## BEGIN EXTRACTED RECORDS

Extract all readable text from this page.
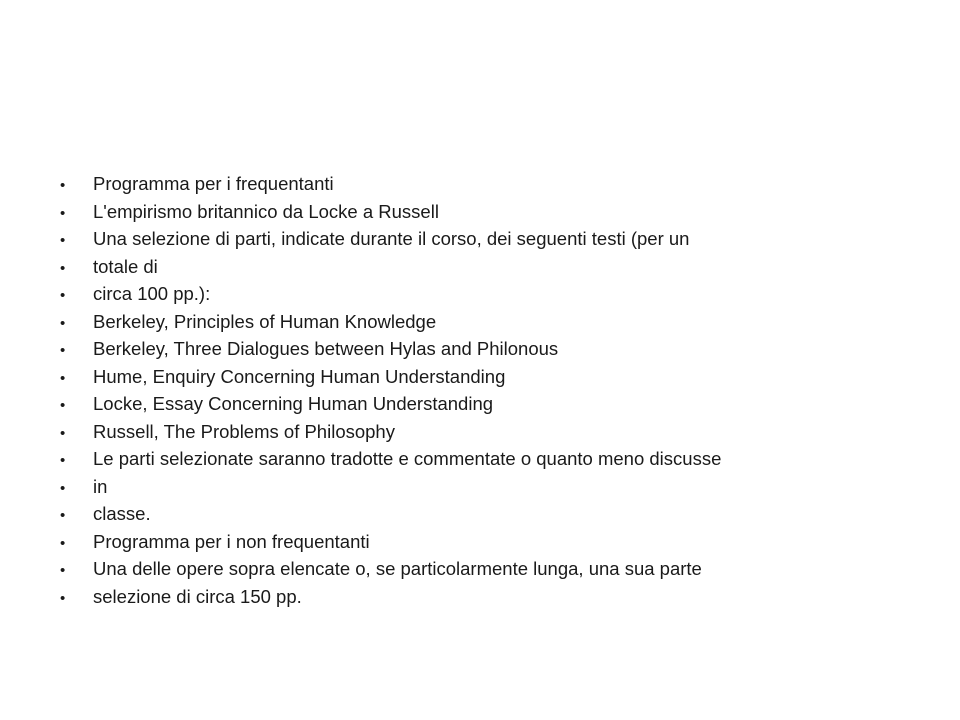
•	Programma per i frequentanti
•	L'empirismo britannico da Locke a Russell
•	Una selezione di parti, indicate durante il corso, dei seguenti testi (per un
•	totale di
•	circa 100 pp.):
•	Berkeley, Principles of Human Knowledge
•	Berkeley, Three Dialogues between Hylas and Philonous
•	Hume, Enquiry Concerning Human Understanding
•	Locke, Essay Concerning Human Understanding
•	Russell, The Problems of Philosophy
•	Le parti selezionate saranno tradotte e commentate o quanto meno discusse
•	in
•	classe.
•	Programma per i non frequentanti
•	Una delle opere sopra elencate o, se particolarmente lunga, una sua parte
•	selezione di circa 150 pp.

## END EXTRACTED RECORDS

» **YOUR INSTRUCTIONS**: Set down the material exactly, every line of it, except for the pictures.

» **ANSWER IN FULL**:
Extract all readable text from this page.
•	Programma per i frequentanti
•	L'empirismo britannico da Locke a Russell
•	Una selezione di parti, indicate durante il corso, dei seguenti testi (per un
•	totale di
•	circa 100 pp.):
•	Berkeley, Principles of Human Knowledge
•	Berkeley, Three Dialogues between Hylas and Philonous
•	Hume, Enquiry Concerning Human Understanding
•	Locke, Essay Concerning Human Understanding
•	Russell, The Problems of Philosophy
•	Le parti selezionate saranno tradotte e commentate o quanto meno discusse
•	in
•	classe.
•	Programma per i non frequentanti
•	Una delle opere sopra elencate o, se particolarmente lunga, una sua parte
•	selezione di circa 150 pp.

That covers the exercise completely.